Requirements >> Find every line in the records below that holds the word "this", and copy it out.

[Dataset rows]
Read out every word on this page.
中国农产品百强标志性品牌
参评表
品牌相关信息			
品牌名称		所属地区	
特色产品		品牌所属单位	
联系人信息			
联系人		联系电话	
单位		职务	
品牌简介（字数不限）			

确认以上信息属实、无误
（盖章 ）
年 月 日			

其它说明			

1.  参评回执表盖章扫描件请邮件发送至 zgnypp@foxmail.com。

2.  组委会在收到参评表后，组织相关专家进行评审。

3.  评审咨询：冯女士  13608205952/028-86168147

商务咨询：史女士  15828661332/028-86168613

* * *

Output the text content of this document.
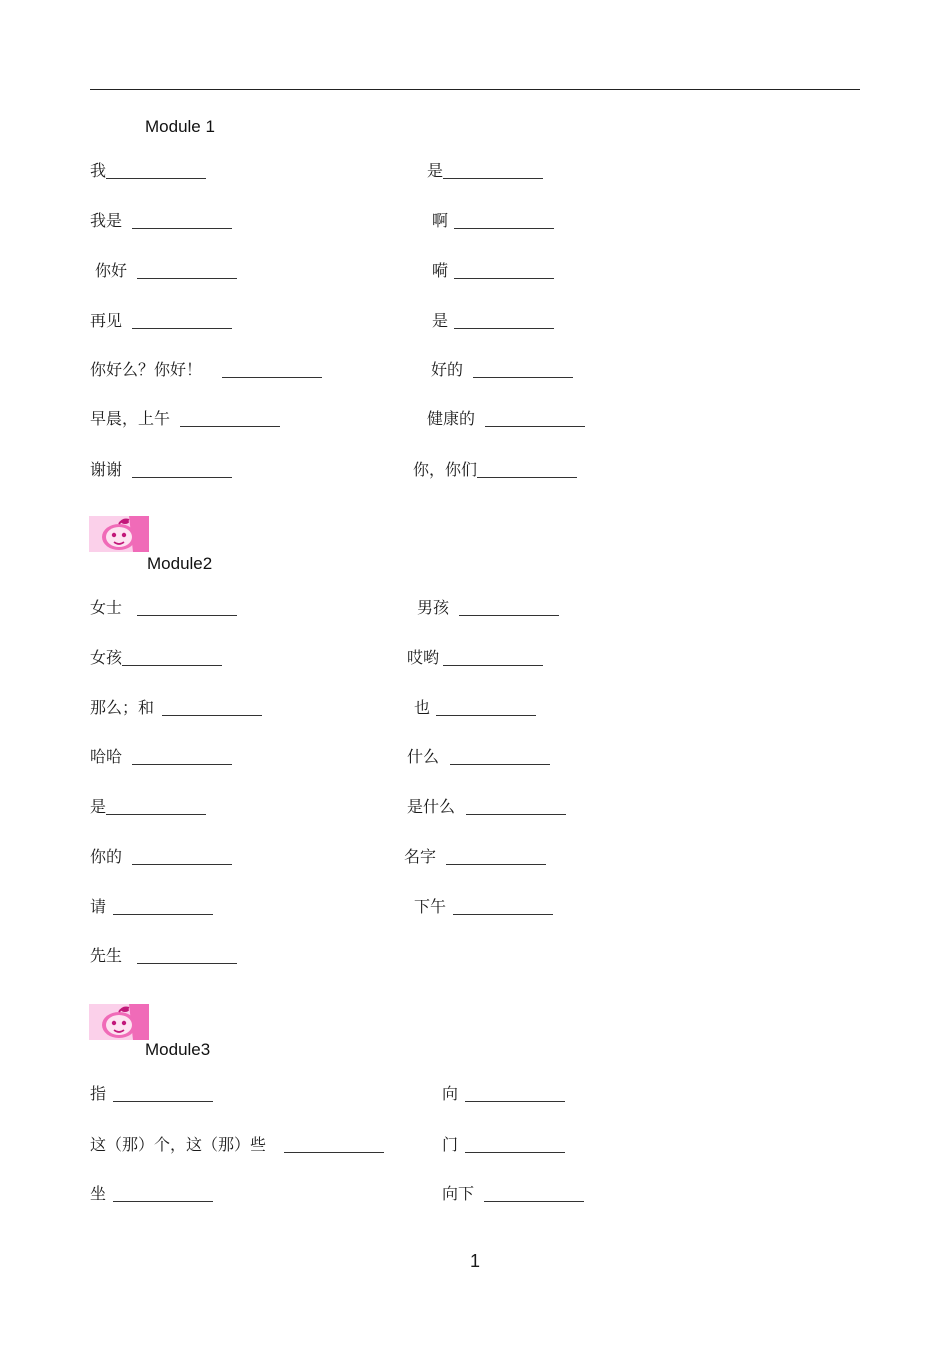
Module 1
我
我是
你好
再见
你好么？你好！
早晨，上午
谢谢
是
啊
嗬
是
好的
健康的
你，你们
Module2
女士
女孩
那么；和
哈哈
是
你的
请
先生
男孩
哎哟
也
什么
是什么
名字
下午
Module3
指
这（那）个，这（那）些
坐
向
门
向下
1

The reply >>
Read out every word on this page.
Output the text content of this document.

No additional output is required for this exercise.